▶ Exercise goal
How many lines in this material include the string "знаю"? Answer with the number and nothing further.
** START OF Task material **
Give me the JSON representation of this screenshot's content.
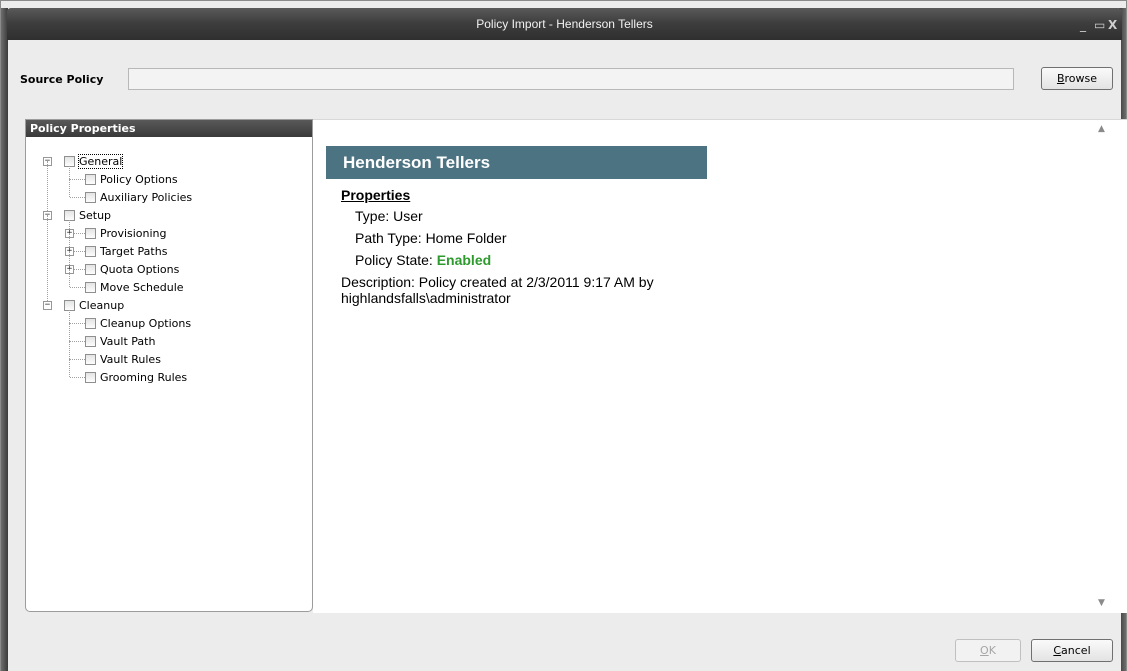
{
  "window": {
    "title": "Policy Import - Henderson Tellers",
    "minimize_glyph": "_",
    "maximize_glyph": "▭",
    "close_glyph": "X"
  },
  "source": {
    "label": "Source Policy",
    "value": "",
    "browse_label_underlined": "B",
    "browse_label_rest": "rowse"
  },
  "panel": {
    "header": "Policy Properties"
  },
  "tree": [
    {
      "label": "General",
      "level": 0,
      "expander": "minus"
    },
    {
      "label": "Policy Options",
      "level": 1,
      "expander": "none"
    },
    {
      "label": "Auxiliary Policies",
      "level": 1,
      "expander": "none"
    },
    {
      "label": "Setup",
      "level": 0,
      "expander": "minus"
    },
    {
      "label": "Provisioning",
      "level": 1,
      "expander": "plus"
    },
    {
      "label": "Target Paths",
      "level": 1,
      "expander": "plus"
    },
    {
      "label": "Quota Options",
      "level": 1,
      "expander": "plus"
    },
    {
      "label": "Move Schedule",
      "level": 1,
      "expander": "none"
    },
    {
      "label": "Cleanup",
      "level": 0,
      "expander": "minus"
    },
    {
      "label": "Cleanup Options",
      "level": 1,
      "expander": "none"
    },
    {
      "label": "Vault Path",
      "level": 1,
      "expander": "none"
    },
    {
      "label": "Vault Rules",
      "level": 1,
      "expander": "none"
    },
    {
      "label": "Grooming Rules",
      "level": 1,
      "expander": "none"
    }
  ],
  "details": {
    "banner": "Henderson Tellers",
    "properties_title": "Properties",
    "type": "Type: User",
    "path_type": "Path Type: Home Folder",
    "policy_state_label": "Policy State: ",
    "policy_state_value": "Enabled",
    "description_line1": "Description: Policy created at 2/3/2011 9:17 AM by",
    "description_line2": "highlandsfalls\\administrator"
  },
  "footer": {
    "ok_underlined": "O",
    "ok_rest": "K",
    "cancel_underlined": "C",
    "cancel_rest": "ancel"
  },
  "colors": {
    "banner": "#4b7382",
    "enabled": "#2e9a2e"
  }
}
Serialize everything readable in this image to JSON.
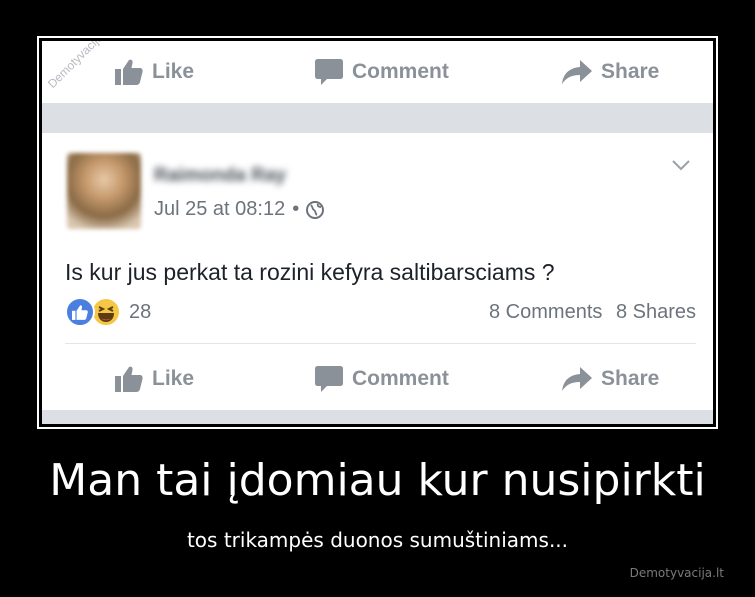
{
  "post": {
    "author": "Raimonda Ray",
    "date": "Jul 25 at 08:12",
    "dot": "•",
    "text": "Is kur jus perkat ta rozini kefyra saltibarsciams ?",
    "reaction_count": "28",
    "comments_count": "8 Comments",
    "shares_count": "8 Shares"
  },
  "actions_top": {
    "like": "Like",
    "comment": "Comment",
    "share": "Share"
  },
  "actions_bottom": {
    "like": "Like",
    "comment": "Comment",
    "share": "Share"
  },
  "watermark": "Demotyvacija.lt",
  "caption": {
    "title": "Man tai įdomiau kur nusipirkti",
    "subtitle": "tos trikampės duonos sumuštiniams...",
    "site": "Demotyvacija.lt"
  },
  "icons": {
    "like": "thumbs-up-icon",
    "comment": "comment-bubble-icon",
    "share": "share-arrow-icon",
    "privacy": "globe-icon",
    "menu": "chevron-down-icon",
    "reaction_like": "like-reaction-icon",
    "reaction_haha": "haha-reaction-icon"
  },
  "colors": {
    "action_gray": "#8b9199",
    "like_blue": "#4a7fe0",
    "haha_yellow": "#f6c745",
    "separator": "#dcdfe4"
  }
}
** END OF Task material **
** START OF Task material **
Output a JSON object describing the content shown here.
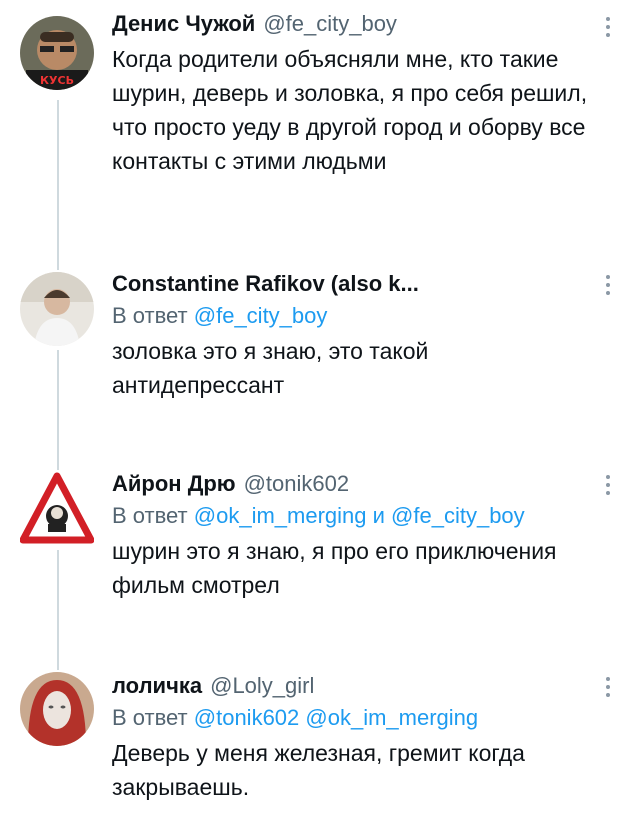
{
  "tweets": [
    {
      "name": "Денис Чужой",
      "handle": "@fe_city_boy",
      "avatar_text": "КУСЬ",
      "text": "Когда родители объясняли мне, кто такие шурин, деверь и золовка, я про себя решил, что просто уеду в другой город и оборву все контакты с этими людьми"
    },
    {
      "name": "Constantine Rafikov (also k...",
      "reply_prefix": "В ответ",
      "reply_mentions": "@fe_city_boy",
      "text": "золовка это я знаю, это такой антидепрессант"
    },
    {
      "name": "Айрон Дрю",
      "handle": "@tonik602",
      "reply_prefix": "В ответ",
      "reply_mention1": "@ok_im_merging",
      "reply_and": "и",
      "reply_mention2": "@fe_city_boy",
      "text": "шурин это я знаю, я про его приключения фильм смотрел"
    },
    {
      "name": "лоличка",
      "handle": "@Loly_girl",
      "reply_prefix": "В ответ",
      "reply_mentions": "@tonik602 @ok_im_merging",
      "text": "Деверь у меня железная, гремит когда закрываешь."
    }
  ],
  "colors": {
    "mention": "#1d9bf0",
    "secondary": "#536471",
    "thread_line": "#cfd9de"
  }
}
** END OF Task material **
▶ Result of this exercise
2